* _Selected extract_:
The database module stores interrelationships between terms and communication history. The I/O module communicates the interrelationships to a plurality of users. In addition, the I/O module receives selected hierarchical interrelationships from the users. The integration module creates weighted directed graphs of terms and selected interrelationships according to an integration policy. The category ranking module may create rank of terms by using data from the weighted directed graphs. The cycle-breaking module breaks any cycles in the graphs. The selection module creates a hierarchical structure from the graphs by selecting one primary parent node (parent category) for each node (term) in the graphs. The method generates hierarchical categories from collection of related terms.

References throughout this specification to features, advantages, or similar language do not imply that all of the features and advantages that may be realized with the present invention should be or are in any single embodiment of the invention. Rather, language referring to the features and advantages is understood to mean that a specific feature, advantage, or characteristic described in connection with an embodiment is included in at least one embodiment of the present invention. Thus, discussion of the features and advantages, and similar language, throughout this specification may, but do not necessarily, refer to the same embodiment.

Furthermore, the described features, advantages, and characteristics of the invention may be combined in any suitable manner in one or more embodiments. One skilled in the relevant art will recognize that the invention may be practiced without one or more of the specific features or advantages of a particular embodiment. In other instances, additional features and advantages may be recognized in certain embodiments that may not be present in all embodiments of the invention.

The embodiment of the present invention generates hierarchical categories from collection of related terms. In addition, the present invention may increase quality, dynamism, and flexibility of hierarchical category structure. These features and advantages of the present invention will become more fully apparent from the following description and appended claims, or may be learned by the practice of the invention as set forth hereinafter.

DEFINITIONS

Hierarchy is a form of organizational structure in which each node has one and only one “parent” node, except the “top” or “root” node, which has none.

Polyhierarchy is a directed acyclic graph or a partially ordered set. A Polyhierarchy (or multi-hierarchy) is like a hierarchy, but nodes can have multiple parents.

* _Entries_:
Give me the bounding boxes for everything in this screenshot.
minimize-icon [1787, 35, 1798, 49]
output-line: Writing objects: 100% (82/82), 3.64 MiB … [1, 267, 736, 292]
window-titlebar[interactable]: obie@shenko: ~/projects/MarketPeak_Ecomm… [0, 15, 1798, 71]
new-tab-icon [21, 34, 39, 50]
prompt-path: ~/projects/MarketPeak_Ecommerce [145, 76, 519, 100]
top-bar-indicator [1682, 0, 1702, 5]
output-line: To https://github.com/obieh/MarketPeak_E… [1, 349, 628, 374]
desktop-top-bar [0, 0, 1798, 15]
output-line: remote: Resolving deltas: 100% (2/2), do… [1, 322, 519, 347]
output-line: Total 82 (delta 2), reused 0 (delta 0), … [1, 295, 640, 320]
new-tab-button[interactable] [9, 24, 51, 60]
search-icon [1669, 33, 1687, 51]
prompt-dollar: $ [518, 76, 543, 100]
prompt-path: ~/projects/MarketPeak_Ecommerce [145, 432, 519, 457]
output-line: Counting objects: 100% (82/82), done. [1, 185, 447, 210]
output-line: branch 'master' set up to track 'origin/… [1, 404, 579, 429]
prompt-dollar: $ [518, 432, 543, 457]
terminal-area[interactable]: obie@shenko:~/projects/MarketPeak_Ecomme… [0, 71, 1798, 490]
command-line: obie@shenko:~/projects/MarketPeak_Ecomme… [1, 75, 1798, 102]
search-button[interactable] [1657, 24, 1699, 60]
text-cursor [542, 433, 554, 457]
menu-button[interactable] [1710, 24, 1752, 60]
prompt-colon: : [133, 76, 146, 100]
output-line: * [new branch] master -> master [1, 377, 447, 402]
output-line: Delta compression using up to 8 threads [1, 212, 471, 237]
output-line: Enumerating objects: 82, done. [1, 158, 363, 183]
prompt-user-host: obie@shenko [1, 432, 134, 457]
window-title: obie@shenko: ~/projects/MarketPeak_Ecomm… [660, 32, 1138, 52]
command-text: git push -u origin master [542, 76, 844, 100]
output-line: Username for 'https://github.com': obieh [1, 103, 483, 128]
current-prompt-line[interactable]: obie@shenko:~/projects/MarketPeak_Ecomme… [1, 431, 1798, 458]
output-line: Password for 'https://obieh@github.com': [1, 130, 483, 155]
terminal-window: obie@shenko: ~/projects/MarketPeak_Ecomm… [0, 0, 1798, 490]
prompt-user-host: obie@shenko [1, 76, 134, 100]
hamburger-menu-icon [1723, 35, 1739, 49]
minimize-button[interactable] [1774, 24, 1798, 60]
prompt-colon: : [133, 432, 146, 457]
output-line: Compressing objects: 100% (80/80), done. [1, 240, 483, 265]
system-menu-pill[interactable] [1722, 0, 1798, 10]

* _Given instruction 1_:
Please translate this sentence from the text on hierarchical categories into Spanish: "The cycle-breaking module breaks any cycles in the graphs."
* _Given instruction 2_:
Name every module mentioned in the text on hierarchical categories.
The rows have no connection to the text on hierarchical categories.

* _Expected output 1_:
El módulo de ruptura de ciclos rompe cualquier ciclo en los grafos.

* _Expected output 2_:
- database module
- I/O module
- integration module
- category ranking module
- cycle-breaking module
- selection module